=== TASK OBJECTIVE ===
Look through the lines below and extract each one that contains "CRUDE".

++++ TASK MATERIAL

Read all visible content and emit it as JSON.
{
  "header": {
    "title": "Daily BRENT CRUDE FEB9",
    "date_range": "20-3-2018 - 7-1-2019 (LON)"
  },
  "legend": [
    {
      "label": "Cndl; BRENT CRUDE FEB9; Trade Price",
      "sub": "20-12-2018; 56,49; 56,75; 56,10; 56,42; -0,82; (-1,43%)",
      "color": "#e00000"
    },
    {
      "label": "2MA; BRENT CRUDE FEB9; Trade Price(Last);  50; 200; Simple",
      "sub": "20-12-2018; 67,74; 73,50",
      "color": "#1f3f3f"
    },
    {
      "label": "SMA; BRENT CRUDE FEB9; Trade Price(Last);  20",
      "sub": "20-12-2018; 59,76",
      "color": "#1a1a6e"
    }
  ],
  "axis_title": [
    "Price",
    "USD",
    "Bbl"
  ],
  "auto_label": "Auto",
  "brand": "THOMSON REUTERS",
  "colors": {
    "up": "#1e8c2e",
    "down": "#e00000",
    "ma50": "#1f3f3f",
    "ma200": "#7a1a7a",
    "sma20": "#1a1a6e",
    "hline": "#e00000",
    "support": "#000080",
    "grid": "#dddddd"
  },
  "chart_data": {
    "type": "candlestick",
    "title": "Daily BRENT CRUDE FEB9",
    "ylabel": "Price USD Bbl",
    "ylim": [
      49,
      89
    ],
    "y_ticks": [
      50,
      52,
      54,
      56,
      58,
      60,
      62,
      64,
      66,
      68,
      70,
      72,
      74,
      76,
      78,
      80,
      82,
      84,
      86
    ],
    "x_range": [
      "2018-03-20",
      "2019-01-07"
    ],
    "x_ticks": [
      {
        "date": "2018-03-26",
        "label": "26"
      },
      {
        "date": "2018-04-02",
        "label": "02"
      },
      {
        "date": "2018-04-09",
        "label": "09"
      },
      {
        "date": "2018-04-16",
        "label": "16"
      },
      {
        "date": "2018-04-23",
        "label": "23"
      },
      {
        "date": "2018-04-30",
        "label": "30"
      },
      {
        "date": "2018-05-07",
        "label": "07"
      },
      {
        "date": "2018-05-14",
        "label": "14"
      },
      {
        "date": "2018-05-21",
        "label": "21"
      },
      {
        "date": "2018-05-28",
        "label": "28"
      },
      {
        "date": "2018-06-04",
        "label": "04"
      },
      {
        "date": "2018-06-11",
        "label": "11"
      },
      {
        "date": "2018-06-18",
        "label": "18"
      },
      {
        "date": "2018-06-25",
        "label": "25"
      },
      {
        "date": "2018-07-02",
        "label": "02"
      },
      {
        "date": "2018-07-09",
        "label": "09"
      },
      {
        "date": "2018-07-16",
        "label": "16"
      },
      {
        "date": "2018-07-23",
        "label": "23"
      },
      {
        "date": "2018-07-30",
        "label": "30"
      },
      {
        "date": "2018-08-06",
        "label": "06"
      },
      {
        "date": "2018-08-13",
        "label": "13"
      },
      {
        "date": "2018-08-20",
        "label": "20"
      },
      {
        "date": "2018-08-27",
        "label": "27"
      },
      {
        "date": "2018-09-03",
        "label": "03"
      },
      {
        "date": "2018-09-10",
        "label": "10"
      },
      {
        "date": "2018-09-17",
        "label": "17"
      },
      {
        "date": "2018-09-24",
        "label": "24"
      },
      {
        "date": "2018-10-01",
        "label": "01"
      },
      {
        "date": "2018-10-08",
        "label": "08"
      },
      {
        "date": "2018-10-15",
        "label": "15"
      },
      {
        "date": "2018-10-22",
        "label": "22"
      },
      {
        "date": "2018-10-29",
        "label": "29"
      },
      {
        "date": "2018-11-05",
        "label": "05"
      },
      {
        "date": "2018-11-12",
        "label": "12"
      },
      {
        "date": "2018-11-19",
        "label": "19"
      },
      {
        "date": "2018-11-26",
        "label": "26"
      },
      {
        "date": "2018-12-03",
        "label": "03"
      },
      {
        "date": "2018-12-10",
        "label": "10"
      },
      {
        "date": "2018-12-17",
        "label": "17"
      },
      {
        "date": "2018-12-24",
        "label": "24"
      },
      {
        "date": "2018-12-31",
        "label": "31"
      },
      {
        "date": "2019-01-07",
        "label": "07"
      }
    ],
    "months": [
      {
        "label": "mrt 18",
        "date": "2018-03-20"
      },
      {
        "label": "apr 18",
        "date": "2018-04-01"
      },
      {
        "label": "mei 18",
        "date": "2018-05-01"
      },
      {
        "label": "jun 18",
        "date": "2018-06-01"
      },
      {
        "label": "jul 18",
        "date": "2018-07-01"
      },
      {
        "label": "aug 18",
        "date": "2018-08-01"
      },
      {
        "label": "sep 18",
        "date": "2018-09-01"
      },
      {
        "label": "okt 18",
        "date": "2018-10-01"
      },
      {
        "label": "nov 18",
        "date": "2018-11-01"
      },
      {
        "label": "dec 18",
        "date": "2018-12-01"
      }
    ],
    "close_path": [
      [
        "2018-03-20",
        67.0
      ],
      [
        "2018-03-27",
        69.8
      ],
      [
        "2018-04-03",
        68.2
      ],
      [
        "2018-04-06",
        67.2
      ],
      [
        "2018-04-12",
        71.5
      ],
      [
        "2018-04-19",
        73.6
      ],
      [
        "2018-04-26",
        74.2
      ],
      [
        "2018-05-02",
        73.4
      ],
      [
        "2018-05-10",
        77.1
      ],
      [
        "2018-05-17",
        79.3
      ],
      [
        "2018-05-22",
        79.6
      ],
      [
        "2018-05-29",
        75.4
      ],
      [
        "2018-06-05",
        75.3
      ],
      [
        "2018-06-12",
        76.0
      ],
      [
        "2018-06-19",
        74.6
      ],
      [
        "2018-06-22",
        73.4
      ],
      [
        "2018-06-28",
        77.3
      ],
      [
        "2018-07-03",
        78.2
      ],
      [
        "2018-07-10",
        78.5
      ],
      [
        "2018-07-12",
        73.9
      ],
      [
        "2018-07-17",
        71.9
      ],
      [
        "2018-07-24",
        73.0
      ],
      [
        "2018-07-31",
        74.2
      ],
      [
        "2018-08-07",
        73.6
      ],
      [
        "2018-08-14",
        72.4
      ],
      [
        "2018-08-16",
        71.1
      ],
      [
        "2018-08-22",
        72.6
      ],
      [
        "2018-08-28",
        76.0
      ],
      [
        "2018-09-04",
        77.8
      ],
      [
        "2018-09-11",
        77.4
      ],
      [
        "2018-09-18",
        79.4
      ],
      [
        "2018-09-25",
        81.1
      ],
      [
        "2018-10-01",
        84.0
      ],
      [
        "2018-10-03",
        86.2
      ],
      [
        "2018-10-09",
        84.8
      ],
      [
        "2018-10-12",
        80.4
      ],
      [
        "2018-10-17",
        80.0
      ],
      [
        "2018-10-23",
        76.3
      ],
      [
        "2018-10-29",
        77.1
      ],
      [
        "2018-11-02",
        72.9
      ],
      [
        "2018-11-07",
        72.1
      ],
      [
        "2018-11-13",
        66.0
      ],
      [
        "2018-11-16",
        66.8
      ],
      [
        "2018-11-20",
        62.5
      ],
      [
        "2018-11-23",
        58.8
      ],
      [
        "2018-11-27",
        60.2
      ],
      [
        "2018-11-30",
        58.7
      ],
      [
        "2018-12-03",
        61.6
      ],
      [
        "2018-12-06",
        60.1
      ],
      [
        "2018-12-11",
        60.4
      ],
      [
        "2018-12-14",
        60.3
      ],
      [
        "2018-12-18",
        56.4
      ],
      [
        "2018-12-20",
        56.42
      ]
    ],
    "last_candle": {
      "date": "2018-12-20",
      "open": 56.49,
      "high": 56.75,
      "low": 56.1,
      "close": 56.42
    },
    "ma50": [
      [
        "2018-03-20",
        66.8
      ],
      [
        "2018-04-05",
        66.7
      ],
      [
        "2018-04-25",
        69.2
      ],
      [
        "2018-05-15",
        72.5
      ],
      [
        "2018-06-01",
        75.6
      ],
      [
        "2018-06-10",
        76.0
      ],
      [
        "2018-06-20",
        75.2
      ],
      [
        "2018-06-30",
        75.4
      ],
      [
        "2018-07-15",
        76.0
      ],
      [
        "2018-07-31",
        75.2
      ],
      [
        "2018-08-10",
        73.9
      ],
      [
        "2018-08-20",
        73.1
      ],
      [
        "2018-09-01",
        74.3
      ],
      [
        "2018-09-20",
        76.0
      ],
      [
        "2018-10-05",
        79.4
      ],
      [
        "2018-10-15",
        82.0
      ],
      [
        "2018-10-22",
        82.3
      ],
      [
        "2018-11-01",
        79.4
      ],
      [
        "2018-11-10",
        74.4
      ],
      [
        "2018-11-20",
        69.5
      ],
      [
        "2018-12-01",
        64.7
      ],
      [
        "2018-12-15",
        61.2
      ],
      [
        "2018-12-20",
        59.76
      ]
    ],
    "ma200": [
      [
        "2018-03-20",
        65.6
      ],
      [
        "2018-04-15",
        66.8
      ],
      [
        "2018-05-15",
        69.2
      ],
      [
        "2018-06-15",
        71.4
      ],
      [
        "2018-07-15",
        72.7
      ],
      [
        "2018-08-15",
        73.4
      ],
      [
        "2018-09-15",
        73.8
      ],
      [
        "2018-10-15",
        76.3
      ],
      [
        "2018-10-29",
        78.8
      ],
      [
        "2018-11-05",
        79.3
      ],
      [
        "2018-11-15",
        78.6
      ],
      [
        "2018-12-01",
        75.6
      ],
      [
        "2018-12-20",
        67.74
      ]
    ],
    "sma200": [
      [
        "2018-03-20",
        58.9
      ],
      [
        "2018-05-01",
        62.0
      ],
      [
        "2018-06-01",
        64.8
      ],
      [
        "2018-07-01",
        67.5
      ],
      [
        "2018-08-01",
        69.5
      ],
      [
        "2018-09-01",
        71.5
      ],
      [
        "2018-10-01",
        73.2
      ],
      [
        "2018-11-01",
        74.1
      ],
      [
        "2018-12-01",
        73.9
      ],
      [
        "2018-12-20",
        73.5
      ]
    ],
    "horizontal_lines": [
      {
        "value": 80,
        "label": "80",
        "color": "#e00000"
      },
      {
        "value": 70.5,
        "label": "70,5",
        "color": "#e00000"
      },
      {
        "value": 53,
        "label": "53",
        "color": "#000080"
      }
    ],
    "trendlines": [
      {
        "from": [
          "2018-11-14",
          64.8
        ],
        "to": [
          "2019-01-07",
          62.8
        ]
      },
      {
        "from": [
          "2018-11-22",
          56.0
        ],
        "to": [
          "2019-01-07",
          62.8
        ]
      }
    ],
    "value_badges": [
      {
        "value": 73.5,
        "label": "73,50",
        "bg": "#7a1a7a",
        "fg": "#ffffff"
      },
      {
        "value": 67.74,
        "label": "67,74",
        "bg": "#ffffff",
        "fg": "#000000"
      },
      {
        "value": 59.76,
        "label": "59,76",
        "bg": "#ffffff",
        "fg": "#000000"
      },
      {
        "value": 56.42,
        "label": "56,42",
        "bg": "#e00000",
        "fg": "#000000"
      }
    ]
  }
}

++++++++

=== COMPLETE RESPONSE ===
    "title": "Daily BRENT CRUDE FEB9",
      "label": "Cndl; BRENT CRUDE FEB9; Trade Price",
      "label": "2MA; BRENT CRUDE FEB9; Trade Price(Last);  50; 200; Simple",
      "label": "SMA; BRENT CRUDE FEB9; Trade Price(Last);  20",
    "title": "Daily BRENT CRUDE FEB9",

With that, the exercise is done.